▶ [To be done]:
Which lines hold the word "voor"? Copy each of them from the material.

▶ [A block of data]:
• • • • • • •
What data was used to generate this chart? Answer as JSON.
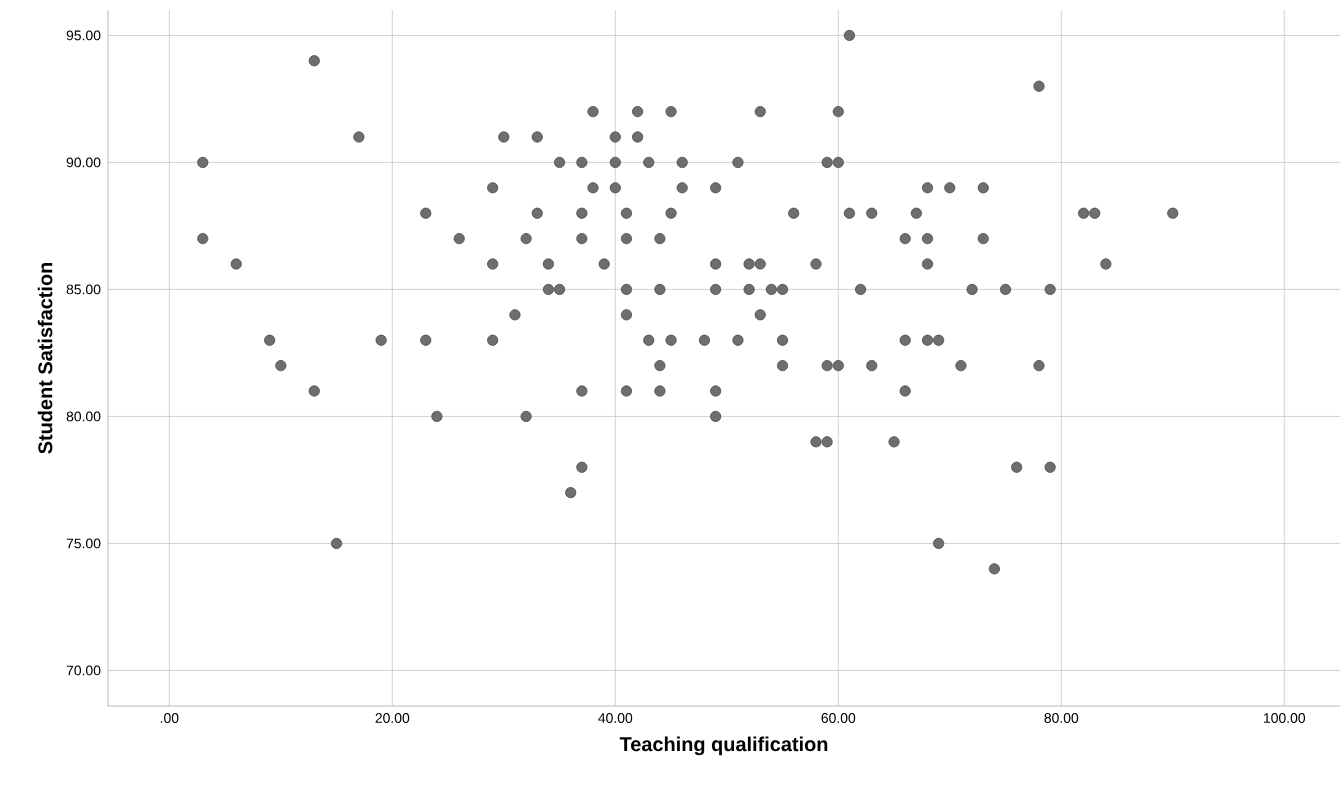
{
  "chart_data": {
    "type": "scatter",
    "xlabel": "Teaching qualification",
    "ylabel": "Student Satisfaction",
    "x": [
      13,
      38,
      42,
      45,
      17,
      30,
      33,
      40,
      42,
      3,
      35,
      37,
      40,
      43,
      46,
      29,
      38,
      40,
      46,
      49,
      23,
      33,
      37,
      41,
      45,
      3,
      26,
      32,
      37,
      41,
      44,
      6,
      29,
      34,
      39,
      49,
      34,
      35,
      41,
      44,
      49,
      31,
      41,
      9,
      19,
      23,
      29,
      43,
      45,
      48,
      10,
      44,
      13,
      37,
      41,
      44,
      49,
      24,
      32,
      49,
      37,
      36,
      15,
      61,
      78,
      53,
      60,
      51,
      59,
      60,
      68,
      70,
      73,
      56,
      61,
      63,
      67,
      82,
      83,
      90,
      66,
      68,
      73,
      52,
      53,
      58,
      68,
      84,
      52,
      54,
      55,
      62,
      72,
      75,
      79,
      53,
      51,
      55,
      66,
      68,
      69,
      55,
      59,
      60,
      63,
      71,
      78,
      66,
      58,
      59,
      65,
      76,
      79,
      69,
      74
    ],
    "values": [
      94,
      92,
      92,
      92,
      91,
      91,
      91,
      91,
      91,
      90,
      90,
      90,
      90,
      90,
      90,
      89,
      89,
      89,
      89,
      89,
      88,
      88,
      88,
      88,
      88,
      87,
      87,
      87,
      87,
      87,
      87,
      86,
      86,
      86,
      86,
      86,
      85,
      85,
      85,
      85,
      85,
      84,
      84,
      83,
      83,
      83,
      83,
      83,
      83,
      83,
      82,
      82,
      81,
      81,
      81,
      81,
      81,
      80,
      80,
      80,
      78,
      77,
      75,
      95,
      93,
      92,
      92,
      90,
      90,
      90,
      89,
      89,
      89,
      88,
      88,
      88,
      88,
      88,
      88,
      88,
      87,
      87,
      87,
      86,
      86,
      86,
      86,
      86,
      85,
      85,
      85,
      85,
      85,
      85,
      85,
      84,
      83,
      83,
      83,
      83,
      83,
      82,
      82,
      82,
      82,
      82,
      82,
      81,
      79,
      79,
      79,
      78,
      78,
      75,
      74
    ],
    "color": "#6e6e6e",
    "marker": "circle",
    "grid": true,
    "xlim": [
      -5.5,
      105
    ],
    "ylim": [
      68.6,
      96
    ],
    "xticks": [
      {
        "value": 0,
        "label": ".00"
      },
      {
        "value": 20,
        "label": "20.00"
      },
      {
        "value": 40,
        "label": "40.00"
      },
      {
        "value": 60,
        "label": "60.00"
      },
      {
        "value": 80,
        "label": "80.00"
      },
      {
        "value": 100,
        "label": "100.00"
      }
    ],
    "yticks": [
      {
        "value": 70,
        "label": "70.00"
      },
      {
        "value": 75,
        "label": "75.00"
      },
      {
        "value": 80,
        "label": "80.00"
      },
      {
        "value": 85,
        "label": "85.00"
      },
      {
        "value": 90,
        "label": "90.00"
      },
      {
        "value": 95,
        "label": "95.00"
      }
    ]
  }
}
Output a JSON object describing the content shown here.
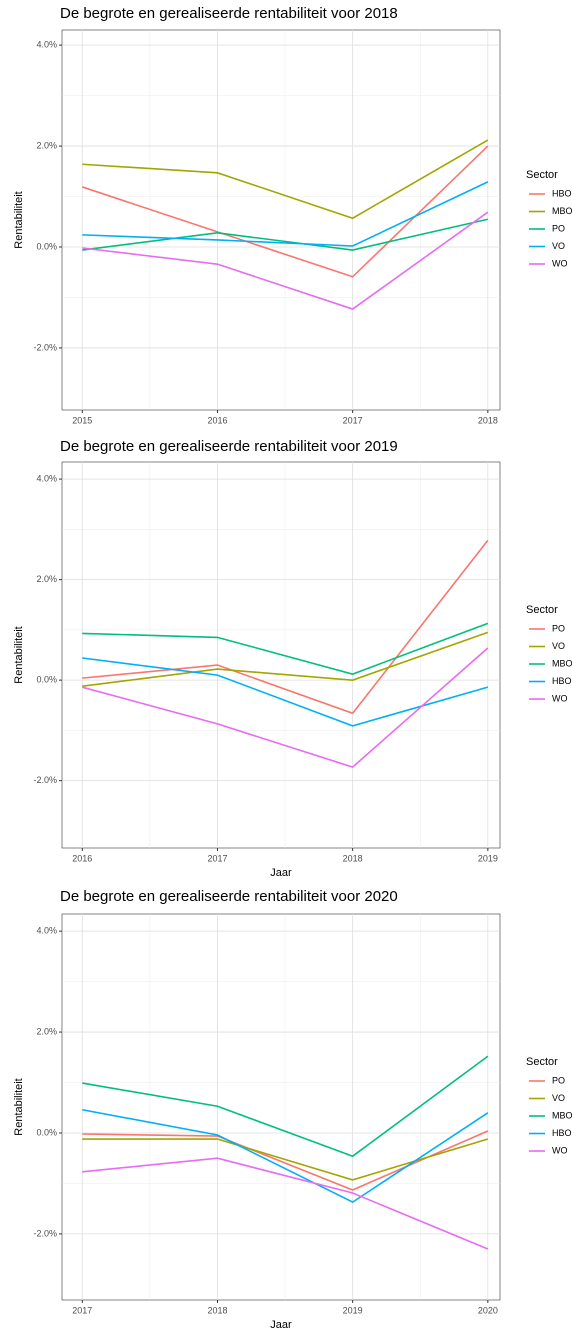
{
  "chart_data": [
    {
      "type": "line",
      "title": "De begrote en gerealiseerde rentabiliteit voor 2018",
      "y_label": "Rentabiliteit",
      "legend_title": "Sector",
      "x": [
        2015,
        2016,
        2017,
        2018
      ],
      "xlim": [
        2014.85,
        2018.09
      ],
      "xticks": [
        2015,
        2016,
        2017,
        2018
      ],
      "ylim": [
        -3.23,
        4.3
      ],
      "yticks": [
        {
          "value": 4,
          "label": "4.0%"
        },
        {
          "value": 2,
          "label": "2.0%"
        },
        {
          "value": 0,
          "label": "0.0%"
        },
        {
          "value": -2,
          "label": "-2.0%"
        }
      ],
      "grid": true,
      "legend": "right",
      "series": [
        {
          "name": "HBO",
          "color": "#f8766d",
          "values": [
            1.19,
            0.3,
            -0.59,
            2.0
          ]
        },
        {
          "name": "MBO",
          "color": "#a3a500",
          "values": [
            1.64,
            1.47,
            0.57,
            2.12
          ]
        },
        {
          "name": "PO",
          "color": "#00bf7d",
          "values": [
            -0.06,
            0.28,
            -0.06,
            0.55
          ]
        },
        {
          "name": "VO",
          "color": "#00b0f6",
          "values": [
            0.24,
            0.14,
            0.02,
            1.29
          ]
        },
        {
          "name": "WO",
          "color": "#e76bf3",
          "values": [
            -0.02,
            -0.34,
            -1.23,
            0.69
          ]
        }
      ]
    },
    {
      "type": "line",
      "title": "De begrote en gerealiseerde rentabiliteit voor 2019",
      "y_label": "Rentabiliteit",
      "x_label": "Jaar",
      "legend_title": "Sector",
      "x": [
        2016,
        2017,
        2018,
        2019
      ],
      "xlim": [
        2015.85,
        2019.09
      ],
      "xticks": [
        2016,
        2017,
        2018,
        2019
      ],
      "ylim": [
        -3.34,
        4.34
      ],
      "yticks": [
        {
          "value": 4,
          "label": "4.0%"
        },
        {
          "value": 2,
          "label": "2.0%"
        },
        {
          "value": 0,
          "label": "0.0%"
        },
        {
          "value": -2,
          "label": "-2.0%"
        }
      ],
      "grid": true,
      "legend": "right",
      "series": [
        {
          "name": "PO",
          "color": "#f8766d",
          "values": [
            0.04,
            0.3,
            -0.66,
            2.78
          ]
        },
        {
          "name": "VO",
          "color": "#a3a500",
          "values": [
            -0.12,
            0.22,
            0.0,
            0.95
          ]
        },
        {
          "name": "MBO",
          "color": "#00bf7d",
          "values": [
            0.93,
            0.85,
            0.12,
            1.13
          ]
        },
        {
          "name": "HBO",
          "color": "#00b0f6",
          "values": [
            0.44,
            0.1,
            -0.91,
            -0.14
          ]
        },
        {
          "name": "WO",
          "color": "#e76bf3",
          "values": [
            -0.14,
            -0.87,
            -1.73,
            0.64
          ]
        }
      ]
    },
    {
      "type": "line",
      "title": "De begrote en gerealiseerde rentabiliteit voor 2020",
      "y_label": "Rentabiliteit",
      "x_label": "Jaar",
      "legend_title": "Sector",
      "x": [
        2017,
        2018,
        2019,
        2020
      ],
      "xlim": [
        2016.85,
        2020.09
      ],
      "xticks": [
        2017,
        2018,
        2019,
        2020
      ],
      "ylim": [
        -3.31,
        4.34
      ],
      "yticks": [
        {
          "value": 4,
          "label": "4.0%"
        },
        {
          "value": 2,
          "label": "2.0%"
        },
        {
          "value": 0,
          "label": "0.0%"
        },
        {
          "value": -2,
          "label": "-2.0%"
        }
      ],
      "grid": true,
      "legend": "right",
      "series": [
        {
          "name": "PO",
          "color": "#f8766d",
          "values": [
            -0.02,
            -0.06,
            -1.13,
            0.04
          ]
        },
        {
          "name": "VO",
          "color": "#a3a500",
          "values": [
            -0.12,
            -0.12,
            -0.93,
            -0.12
          ]
        },
        {
          "name": "MBO",
          "color": "#00bf7d",
          "values": [
            0.99,
            0.53,
            -0.46,
            1.52
          ]
        },
        {
          "name": "HBO",
          "color": "#00b0f6",
          "values": [
            0.46,
            -0.04,
            -1.37,
            0.4
          ]
        },
        {
          "name": "WO",
          "color": "#e76bf3",
          "values": [
            -0.77,
            -0.5,
            -1.19,
            -2.3
          ]
        }
      ]
    }
  ]
}
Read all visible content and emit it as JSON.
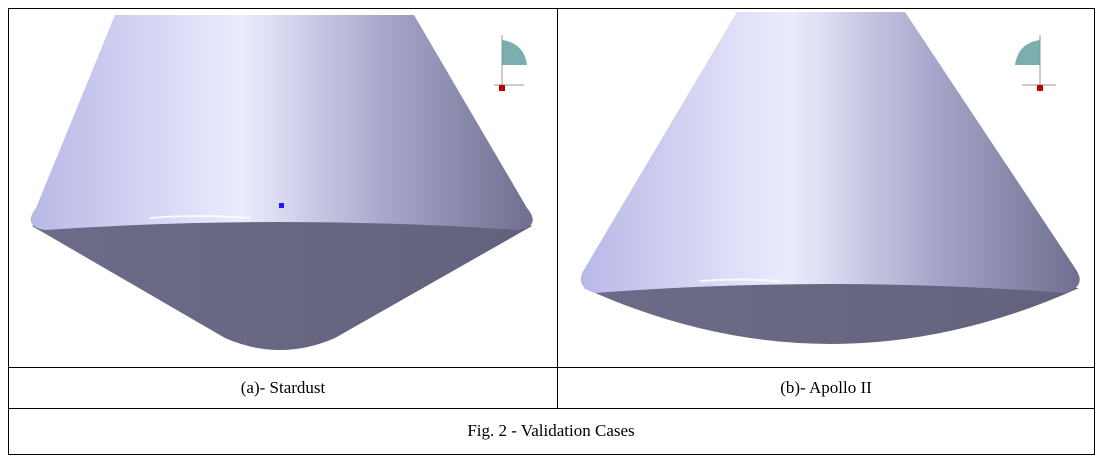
{
  "figure": {
    "panels": [
      {
        "label": "(a)- Stardust"
      },
      {
        "label": "(b)- Apollo II"
      }
    ],
    "caption": "Fig. 2 - Validation Cases"
  }
}
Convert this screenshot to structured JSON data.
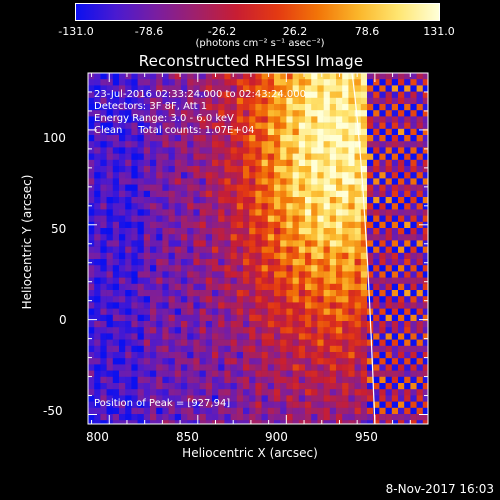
• • • • • • •
▶ [Response below]:
      "title": "De begrote en gerealiseerde rentabiliteit voor 2018",
      "title": "De begrote en gerealiseerde rentabiliteit voor 2019",
      "title": "De begrote en gerealiseerde rentabiliteit voor 2020",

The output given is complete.